_PROBLEM DETAILS_
Every line below that holds the string "avons" should be copied out.

_EXTRACTED ENTRIES_
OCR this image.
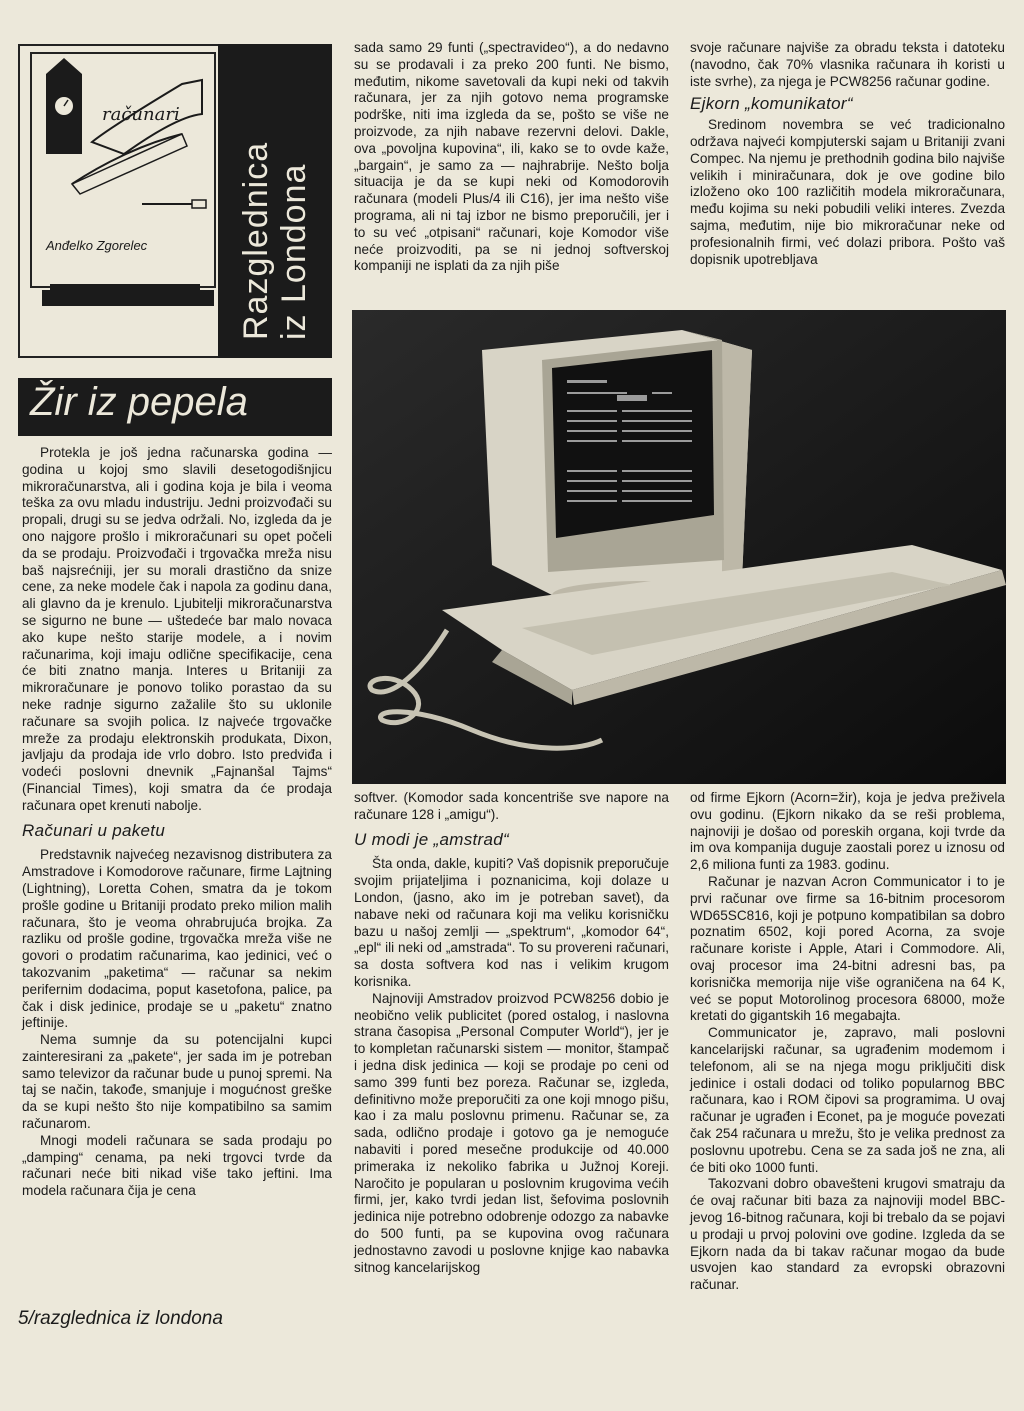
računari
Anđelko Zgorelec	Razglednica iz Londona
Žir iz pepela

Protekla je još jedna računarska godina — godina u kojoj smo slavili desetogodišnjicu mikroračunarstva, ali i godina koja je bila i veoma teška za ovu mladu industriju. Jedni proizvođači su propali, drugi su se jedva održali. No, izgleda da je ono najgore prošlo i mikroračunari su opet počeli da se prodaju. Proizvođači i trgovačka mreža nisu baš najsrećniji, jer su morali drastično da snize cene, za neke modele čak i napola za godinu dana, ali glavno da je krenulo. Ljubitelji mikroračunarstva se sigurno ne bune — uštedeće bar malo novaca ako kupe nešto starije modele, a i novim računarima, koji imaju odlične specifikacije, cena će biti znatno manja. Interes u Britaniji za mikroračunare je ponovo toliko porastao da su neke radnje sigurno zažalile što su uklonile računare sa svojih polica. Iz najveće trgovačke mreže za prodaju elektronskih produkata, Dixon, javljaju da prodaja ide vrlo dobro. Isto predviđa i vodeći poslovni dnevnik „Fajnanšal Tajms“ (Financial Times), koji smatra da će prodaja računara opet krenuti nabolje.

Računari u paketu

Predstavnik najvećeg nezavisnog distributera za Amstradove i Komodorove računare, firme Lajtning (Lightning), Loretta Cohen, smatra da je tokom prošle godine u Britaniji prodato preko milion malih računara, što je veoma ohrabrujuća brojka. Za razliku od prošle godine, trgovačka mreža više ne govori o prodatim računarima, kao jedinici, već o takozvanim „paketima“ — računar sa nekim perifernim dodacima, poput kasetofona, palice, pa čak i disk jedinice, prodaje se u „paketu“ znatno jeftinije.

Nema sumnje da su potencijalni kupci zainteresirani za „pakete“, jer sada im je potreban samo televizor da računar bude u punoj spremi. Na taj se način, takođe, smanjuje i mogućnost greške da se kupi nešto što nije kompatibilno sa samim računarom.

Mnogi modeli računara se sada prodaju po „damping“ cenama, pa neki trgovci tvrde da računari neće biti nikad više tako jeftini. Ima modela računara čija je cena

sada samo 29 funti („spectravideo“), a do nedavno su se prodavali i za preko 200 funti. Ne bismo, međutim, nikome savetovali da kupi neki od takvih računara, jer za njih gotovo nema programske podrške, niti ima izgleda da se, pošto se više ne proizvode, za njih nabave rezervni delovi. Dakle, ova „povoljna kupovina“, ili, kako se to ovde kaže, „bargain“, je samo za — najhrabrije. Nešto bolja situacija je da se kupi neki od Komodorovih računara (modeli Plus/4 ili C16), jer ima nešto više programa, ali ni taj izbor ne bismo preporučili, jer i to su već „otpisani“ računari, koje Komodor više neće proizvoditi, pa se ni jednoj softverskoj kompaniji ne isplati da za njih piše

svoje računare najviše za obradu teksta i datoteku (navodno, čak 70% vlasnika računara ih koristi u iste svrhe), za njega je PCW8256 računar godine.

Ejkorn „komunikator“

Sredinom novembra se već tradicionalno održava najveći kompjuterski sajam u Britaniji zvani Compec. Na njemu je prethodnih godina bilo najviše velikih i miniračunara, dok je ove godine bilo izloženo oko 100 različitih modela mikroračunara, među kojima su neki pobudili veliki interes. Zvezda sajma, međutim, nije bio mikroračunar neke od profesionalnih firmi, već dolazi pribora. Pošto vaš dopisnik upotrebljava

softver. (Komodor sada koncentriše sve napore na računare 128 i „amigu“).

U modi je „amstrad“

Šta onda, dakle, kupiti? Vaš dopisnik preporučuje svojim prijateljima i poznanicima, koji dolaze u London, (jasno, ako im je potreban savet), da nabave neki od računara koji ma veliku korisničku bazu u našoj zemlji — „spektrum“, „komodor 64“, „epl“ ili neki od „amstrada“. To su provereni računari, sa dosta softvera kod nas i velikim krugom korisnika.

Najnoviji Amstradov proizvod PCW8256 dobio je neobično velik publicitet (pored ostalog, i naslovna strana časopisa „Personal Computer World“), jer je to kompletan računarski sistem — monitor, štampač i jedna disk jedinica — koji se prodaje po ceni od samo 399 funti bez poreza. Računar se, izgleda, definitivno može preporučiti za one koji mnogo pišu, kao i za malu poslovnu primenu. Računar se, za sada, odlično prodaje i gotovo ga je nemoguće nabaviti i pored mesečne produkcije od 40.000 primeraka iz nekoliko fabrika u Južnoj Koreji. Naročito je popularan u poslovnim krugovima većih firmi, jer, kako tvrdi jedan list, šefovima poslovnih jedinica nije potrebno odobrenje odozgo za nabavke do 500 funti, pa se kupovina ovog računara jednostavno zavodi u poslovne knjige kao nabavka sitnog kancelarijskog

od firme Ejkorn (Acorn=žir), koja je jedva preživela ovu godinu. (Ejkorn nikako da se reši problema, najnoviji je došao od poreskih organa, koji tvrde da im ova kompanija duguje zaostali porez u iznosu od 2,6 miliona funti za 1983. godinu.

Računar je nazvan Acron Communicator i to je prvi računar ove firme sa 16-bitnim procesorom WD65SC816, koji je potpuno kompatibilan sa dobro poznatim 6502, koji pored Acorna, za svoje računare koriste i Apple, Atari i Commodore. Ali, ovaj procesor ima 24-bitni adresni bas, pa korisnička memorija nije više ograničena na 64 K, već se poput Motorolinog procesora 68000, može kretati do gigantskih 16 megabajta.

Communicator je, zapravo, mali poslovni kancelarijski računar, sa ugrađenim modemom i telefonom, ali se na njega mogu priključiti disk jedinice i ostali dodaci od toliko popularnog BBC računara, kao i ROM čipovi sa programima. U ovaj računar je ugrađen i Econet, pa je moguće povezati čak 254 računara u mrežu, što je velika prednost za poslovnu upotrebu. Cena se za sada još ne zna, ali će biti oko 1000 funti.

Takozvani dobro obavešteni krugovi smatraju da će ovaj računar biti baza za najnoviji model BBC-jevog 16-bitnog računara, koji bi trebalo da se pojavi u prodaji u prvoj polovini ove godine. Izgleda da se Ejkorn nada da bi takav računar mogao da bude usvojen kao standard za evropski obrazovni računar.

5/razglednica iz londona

--

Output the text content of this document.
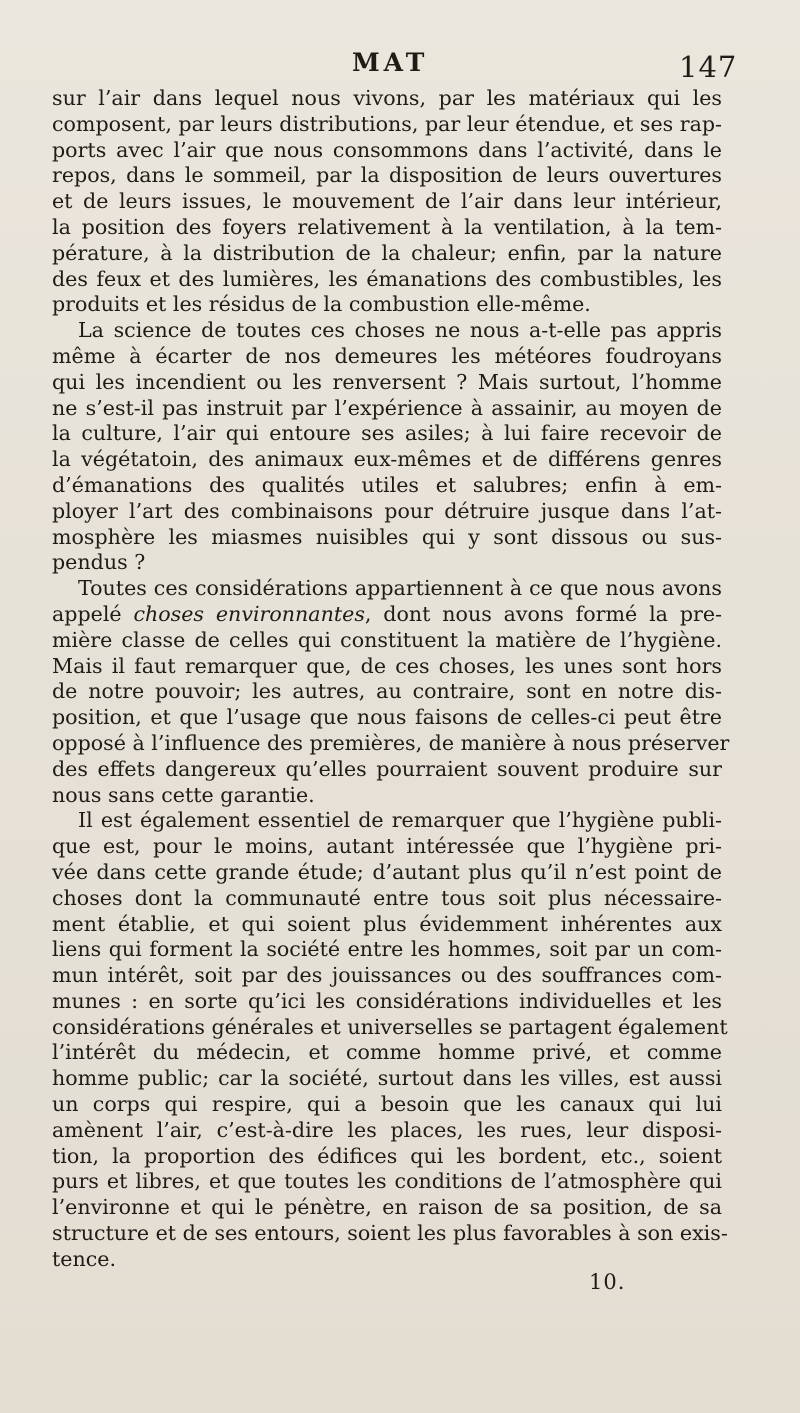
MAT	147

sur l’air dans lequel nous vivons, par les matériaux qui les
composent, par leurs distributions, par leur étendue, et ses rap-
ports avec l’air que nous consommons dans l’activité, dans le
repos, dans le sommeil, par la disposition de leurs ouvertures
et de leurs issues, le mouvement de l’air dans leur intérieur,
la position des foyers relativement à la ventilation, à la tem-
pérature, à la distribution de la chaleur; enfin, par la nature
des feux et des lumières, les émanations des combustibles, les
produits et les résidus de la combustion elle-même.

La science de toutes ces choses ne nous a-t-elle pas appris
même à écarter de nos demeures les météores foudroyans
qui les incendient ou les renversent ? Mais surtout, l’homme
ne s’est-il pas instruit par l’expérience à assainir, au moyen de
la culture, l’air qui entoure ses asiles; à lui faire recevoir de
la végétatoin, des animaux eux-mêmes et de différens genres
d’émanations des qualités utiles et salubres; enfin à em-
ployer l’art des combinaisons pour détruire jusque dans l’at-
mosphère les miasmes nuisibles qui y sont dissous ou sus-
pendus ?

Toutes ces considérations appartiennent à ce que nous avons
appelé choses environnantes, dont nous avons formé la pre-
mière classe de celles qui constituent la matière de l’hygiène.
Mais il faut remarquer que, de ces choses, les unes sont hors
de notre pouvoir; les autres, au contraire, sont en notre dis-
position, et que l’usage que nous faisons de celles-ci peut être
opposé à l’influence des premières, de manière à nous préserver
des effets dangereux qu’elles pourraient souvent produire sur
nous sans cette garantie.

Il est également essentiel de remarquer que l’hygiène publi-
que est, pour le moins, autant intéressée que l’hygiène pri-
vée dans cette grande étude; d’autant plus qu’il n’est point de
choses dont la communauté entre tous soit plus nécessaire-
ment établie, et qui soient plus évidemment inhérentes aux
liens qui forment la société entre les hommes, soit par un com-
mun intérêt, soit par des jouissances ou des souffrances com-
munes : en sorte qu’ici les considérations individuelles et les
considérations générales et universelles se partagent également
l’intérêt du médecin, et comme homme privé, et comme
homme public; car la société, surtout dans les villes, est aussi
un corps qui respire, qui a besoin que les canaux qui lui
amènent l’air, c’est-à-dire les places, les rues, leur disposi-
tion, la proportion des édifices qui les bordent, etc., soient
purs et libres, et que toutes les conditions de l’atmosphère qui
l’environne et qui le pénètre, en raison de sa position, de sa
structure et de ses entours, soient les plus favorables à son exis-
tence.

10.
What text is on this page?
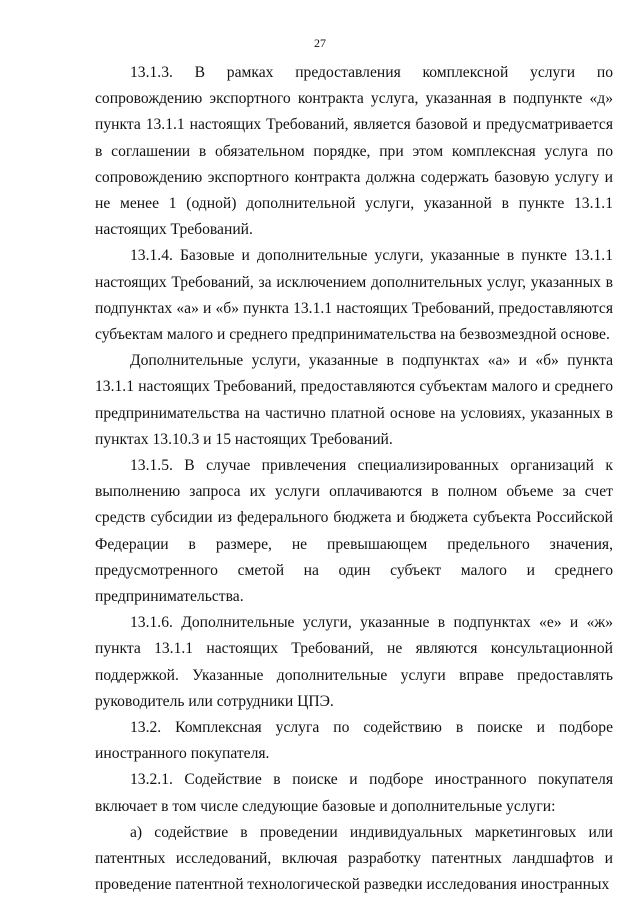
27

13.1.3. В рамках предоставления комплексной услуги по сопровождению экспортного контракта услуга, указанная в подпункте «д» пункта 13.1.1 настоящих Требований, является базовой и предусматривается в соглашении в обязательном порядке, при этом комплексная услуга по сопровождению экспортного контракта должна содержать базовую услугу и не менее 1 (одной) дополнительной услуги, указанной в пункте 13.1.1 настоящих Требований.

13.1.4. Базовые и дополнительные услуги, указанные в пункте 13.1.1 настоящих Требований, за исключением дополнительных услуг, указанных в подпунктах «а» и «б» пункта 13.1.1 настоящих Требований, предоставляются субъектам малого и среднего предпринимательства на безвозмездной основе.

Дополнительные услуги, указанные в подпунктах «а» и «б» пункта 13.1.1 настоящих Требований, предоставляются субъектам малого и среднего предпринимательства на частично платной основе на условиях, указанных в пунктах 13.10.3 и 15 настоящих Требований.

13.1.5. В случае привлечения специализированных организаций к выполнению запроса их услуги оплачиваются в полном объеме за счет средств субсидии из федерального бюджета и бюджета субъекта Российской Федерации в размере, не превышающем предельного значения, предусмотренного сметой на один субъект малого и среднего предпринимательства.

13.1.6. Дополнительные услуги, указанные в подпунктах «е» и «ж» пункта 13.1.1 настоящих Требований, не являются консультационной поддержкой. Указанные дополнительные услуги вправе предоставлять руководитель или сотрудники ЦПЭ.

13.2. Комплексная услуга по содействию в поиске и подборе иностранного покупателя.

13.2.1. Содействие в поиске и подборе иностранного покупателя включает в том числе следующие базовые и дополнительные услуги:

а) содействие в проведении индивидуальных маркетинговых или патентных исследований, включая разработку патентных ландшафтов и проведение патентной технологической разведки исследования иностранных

_PROBLEM SOLUTION_
Toutes ces considérations appartiennent à ce que nous avons
appelé choses environnantes, dont nous avons formé la pre-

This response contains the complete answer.